## Excerpted text:
▬▬▬▬▬▬▬▬▬▬
Lloyd Walsh's imaginative creatures leap to life

Influenced by painted menageries of mythological creatures, cabinets of curiosities from the Renaissance, outdated scientific illustrations, and paintings by the Old Masters, San Antonio painter Lloyd Walsh finds inspiration in the grotesque and arcane. Fanciful doll-faced fish, sad-eyed dogs, hearts with eyes, white roses, and a winged skull are among the surreal subjects in his “Solo Exhibition” at the Blue Star Contemporary Art Museum.

While Walsh’s paintings are usually humorous, his somber palette of earthy blues, blacks, browns, greens, and purples underscores an underlying melancholy. Walsh’s work may appear like a throwback to the baroque period, but he’s a dedicated modernist whose primary concern is the surface of the canvas. Using many rich layers of glazes, Walsh builds up complex patterns and details that make looking closely at one of his paintings like flying over an exotic, unexplored landscape.
▬▬▬▬▬▬▬▬▬▬
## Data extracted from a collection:
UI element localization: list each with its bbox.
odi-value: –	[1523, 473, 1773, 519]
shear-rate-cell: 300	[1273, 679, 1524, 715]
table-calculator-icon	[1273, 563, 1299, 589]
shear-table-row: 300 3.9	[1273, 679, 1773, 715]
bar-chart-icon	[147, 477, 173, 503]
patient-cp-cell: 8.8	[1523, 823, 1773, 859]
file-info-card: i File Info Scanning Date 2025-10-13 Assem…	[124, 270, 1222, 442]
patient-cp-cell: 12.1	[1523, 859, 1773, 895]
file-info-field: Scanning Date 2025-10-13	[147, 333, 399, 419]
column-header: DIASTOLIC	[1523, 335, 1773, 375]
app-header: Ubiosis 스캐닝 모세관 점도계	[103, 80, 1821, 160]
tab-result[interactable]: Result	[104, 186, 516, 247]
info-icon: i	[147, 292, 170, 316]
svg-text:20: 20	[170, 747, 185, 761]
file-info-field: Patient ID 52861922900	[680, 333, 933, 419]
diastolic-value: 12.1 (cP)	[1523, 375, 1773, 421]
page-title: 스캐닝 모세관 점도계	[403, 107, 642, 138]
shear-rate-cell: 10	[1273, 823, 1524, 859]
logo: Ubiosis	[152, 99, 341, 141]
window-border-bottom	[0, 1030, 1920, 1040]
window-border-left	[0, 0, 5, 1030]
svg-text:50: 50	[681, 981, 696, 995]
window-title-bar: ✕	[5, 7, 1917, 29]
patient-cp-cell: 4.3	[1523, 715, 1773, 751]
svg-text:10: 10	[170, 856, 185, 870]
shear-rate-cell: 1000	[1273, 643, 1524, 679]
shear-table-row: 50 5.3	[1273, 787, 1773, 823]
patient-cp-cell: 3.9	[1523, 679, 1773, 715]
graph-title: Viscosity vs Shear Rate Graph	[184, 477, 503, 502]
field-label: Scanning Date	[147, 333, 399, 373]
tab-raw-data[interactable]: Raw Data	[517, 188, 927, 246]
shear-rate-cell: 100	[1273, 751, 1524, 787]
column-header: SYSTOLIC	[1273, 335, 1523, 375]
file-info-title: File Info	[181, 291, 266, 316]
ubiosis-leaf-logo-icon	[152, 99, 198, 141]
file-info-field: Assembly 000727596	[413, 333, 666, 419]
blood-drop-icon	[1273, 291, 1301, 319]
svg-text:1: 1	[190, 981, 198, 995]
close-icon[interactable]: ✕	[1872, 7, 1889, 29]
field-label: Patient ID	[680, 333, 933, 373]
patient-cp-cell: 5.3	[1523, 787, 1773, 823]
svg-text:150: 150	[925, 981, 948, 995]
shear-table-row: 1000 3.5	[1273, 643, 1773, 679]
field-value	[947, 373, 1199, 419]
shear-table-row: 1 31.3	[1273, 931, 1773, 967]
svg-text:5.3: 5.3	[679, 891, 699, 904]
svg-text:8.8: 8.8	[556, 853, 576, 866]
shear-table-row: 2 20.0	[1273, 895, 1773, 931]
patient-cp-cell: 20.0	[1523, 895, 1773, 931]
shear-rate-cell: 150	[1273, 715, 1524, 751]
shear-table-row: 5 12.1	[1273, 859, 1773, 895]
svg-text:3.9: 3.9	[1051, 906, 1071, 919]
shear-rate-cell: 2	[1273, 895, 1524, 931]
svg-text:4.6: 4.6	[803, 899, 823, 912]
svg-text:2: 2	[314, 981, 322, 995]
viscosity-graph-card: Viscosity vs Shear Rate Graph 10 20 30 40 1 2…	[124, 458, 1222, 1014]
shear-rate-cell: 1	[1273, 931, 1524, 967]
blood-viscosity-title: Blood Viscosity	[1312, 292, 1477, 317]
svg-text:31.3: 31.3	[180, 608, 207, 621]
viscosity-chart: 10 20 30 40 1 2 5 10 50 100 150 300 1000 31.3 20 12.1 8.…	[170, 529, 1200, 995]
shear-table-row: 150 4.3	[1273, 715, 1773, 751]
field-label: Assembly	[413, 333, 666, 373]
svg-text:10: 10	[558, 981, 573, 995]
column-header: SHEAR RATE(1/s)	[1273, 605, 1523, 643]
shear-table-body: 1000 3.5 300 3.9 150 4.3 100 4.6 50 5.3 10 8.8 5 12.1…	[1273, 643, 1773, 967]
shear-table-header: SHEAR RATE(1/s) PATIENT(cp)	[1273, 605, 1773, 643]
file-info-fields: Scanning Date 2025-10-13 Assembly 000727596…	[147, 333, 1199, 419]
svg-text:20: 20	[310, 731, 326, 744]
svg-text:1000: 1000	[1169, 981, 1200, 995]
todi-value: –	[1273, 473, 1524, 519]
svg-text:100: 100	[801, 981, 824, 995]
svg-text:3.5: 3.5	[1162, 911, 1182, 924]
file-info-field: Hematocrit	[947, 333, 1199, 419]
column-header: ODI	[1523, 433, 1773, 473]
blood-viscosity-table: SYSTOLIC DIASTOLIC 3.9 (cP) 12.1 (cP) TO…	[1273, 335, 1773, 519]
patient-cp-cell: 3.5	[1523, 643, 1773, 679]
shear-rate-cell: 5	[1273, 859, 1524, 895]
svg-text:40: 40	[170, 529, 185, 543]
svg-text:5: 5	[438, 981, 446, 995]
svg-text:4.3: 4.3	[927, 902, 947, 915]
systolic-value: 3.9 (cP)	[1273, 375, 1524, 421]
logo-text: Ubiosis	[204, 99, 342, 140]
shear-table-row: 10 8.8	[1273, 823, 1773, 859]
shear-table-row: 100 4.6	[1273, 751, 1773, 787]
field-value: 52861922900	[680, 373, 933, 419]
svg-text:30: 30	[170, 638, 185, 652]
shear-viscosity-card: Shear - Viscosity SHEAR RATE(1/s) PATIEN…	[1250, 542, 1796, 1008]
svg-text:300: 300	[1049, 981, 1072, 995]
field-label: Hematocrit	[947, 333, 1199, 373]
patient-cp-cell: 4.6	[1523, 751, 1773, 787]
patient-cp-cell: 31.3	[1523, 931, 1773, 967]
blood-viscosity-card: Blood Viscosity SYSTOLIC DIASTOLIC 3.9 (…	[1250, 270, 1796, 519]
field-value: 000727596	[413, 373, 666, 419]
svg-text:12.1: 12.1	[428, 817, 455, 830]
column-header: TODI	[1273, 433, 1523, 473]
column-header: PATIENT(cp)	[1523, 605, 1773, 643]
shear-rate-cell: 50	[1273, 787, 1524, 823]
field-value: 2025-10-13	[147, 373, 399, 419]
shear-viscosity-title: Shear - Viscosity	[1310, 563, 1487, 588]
▬▬▬▬▬▬▬▬▬▬
## Exercises to complete:
a. Reproduce the entire text about Lloyd Walsh's paintings word for word.
b. Write out the records exactly, starting with their first line and going on through the line containing "477, 173, 503]".
The text and the records come from unrelated sources.

## Responses to the exercise:
a.
Lloyd Walsh's imaginative creatures leap to life

Influenced by painted menageries of mythological creatures, cabinets of curiosities from the Renaissance, outdated scientific illustrations, and paintings by the Old Masters, San Antonio painter Lloyd Walsh finds inspiration in the grotesque and arcane. Fanciful doll-faced fish, sad-eyed dogs, hearts with eyes, white roses, and a winged skull are among the surreal subjects in his “Solo Exhibition” at the Blue Star Contemporary Art Museum.

While Walsh’s paintings are usually humorous, his somber palette of earthy blues, blacks, browns, greens, and purples underscores an underlying melancholy. Walsh’s work may appear like a throwback to the baroque period, but he’s a dedicated modernist whose primary concern is the surface of the canvas. Using many rich layers of glazes, Walsh builds up complex patterns and details that make looking closely at one of his paintings like flying over an exotic, unexplored landscape.

b.
UI element localization: list each with its bbox.
odi-value: –	[1523, 473, 1773, 519]
shear-rate-cell: 300	[1273, 679, 1524, 715]
table-calculator-icon	[1273, 563, 1299, 589]
shear-table-row: 300 3.9	[1273, 679, 1773, 715]
bar-chart-icon	[147, 477, 173, 503]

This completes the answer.